* begin *
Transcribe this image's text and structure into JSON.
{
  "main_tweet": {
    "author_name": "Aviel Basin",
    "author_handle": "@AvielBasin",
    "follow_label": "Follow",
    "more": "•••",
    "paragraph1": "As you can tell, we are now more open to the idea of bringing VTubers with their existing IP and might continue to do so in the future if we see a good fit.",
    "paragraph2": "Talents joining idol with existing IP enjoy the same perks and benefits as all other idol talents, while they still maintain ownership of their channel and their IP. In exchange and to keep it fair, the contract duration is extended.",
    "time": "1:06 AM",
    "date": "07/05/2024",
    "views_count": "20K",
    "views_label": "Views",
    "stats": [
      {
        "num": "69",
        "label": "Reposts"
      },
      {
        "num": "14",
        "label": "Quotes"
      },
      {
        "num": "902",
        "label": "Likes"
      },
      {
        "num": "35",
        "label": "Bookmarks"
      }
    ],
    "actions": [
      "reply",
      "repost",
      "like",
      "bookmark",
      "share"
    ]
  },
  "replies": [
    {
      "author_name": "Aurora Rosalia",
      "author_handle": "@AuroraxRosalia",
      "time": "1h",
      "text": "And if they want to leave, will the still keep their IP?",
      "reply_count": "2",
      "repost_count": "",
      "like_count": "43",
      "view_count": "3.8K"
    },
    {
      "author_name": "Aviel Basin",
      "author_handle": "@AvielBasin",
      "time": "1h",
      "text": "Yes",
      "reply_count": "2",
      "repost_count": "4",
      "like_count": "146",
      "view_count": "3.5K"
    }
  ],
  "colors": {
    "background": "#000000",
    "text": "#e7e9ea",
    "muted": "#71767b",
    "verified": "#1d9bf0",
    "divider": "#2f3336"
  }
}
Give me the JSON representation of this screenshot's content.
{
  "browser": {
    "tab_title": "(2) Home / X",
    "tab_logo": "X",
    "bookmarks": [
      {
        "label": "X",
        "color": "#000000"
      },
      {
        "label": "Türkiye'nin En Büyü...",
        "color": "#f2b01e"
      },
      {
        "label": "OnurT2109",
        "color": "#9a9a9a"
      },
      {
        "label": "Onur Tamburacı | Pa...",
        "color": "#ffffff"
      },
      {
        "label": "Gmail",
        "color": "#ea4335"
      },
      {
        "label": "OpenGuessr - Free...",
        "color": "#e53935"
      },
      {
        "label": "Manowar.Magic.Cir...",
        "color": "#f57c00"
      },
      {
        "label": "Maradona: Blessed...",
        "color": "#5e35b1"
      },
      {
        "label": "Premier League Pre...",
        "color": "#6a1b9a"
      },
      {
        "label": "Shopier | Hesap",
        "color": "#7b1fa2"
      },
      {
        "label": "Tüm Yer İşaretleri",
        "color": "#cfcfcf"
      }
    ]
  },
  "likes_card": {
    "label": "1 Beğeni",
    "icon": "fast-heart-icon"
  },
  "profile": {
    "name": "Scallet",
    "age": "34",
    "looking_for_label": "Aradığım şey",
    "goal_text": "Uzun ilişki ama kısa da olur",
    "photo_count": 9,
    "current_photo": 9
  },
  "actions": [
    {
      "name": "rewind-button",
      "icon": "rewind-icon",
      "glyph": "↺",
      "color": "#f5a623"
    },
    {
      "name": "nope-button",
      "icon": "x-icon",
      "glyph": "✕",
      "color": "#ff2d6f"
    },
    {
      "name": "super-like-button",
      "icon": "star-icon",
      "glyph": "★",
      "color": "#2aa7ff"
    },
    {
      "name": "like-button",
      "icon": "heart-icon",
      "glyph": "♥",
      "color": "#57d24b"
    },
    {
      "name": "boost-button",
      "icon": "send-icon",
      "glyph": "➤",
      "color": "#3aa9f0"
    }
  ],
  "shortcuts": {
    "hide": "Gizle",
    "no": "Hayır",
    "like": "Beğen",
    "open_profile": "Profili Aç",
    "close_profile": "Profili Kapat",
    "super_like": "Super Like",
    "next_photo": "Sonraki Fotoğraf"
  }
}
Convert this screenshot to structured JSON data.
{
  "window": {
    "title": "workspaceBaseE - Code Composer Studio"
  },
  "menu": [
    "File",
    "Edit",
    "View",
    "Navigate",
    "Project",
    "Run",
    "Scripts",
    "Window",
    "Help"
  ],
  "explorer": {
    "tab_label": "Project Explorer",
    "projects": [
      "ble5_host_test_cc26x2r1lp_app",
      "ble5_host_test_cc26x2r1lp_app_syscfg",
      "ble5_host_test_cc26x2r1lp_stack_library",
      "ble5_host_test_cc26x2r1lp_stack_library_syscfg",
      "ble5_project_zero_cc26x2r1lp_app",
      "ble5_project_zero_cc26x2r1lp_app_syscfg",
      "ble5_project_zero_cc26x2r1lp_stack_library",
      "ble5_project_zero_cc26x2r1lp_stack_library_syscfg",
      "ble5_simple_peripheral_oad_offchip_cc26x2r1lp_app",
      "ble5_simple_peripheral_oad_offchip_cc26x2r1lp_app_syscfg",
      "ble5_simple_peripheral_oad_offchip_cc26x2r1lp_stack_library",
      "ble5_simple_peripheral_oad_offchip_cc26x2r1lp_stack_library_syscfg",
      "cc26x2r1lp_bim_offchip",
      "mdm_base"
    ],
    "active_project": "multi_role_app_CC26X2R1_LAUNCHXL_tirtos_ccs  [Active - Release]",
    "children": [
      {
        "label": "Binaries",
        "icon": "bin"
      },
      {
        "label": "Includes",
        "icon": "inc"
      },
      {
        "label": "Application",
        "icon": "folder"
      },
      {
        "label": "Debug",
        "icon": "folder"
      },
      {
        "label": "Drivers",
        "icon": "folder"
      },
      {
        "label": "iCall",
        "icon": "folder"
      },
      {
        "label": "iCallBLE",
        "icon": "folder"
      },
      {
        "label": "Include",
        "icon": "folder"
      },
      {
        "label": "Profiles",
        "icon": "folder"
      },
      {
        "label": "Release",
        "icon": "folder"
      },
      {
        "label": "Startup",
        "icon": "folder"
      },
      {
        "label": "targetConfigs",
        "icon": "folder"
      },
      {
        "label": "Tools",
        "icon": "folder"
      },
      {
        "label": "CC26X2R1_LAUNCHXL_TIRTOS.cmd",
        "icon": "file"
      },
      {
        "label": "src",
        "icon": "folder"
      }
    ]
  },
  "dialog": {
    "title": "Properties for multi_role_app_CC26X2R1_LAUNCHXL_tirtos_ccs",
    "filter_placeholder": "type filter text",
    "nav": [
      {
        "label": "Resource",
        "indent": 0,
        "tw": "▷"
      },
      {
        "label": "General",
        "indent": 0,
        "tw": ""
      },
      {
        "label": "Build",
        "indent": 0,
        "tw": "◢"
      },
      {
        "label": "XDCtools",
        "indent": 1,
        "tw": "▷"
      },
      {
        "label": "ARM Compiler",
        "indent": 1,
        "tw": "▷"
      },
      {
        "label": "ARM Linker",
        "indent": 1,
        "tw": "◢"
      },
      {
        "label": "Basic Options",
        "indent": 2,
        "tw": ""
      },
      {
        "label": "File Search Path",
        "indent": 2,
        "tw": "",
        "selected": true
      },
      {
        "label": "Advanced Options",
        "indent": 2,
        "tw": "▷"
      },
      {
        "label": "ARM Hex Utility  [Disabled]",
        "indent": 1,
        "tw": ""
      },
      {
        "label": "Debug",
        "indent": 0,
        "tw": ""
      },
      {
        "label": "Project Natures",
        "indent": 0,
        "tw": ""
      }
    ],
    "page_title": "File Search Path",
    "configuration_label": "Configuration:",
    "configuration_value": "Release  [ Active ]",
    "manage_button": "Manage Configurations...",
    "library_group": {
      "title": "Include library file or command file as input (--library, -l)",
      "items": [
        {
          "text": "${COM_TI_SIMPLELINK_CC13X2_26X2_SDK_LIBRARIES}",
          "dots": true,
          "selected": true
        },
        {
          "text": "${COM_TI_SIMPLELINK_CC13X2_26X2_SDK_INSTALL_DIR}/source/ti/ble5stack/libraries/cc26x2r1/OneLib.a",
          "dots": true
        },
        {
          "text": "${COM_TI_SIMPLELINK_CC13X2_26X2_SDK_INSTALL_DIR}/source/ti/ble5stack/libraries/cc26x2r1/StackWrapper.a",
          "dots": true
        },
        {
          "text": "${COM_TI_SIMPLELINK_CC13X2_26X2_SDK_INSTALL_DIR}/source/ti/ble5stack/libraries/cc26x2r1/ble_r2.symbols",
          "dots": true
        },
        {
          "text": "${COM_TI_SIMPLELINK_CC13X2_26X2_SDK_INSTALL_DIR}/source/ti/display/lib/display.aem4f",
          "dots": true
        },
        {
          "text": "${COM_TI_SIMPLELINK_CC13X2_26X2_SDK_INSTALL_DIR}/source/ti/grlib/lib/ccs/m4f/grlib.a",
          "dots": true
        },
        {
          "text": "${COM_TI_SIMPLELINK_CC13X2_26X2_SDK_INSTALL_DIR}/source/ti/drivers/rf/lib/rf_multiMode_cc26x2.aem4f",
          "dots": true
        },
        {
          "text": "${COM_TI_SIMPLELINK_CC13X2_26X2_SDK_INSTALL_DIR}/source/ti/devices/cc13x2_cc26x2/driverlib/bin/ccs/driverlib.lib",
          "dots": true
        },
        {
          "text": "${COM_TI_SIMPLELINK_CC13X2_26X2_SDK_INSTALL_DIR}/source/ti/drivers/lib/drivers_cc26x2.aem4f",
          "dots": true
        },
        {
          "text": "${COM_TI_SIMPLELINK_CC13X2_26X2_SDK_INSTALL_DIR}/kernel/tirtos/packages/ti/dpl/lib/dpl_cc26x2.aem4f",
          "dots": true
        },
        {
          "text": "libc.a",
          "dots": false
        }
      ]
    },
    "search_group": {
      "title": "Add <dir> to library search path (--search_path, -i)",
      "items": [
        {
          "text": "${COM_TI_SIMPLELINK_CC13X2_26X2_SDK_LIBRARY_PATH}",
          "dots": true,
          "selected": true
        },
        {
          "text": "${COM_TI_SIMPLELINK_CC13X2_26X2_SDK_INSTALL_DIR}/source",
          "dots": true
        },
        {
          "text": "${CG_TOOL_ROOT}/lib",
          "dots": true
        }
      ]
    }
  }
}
* end *
- [TASK TO CARRY OUT] From the data above, pick out each line containing "Active" and copy it.

- [EXERCISE RESULT]
    "active_project": "multi_role_app_CC26X2R1_LAUNCHXL_tirtos_ccs  [Active - Release]",
    "configuration_value": "Release  [ Active ]",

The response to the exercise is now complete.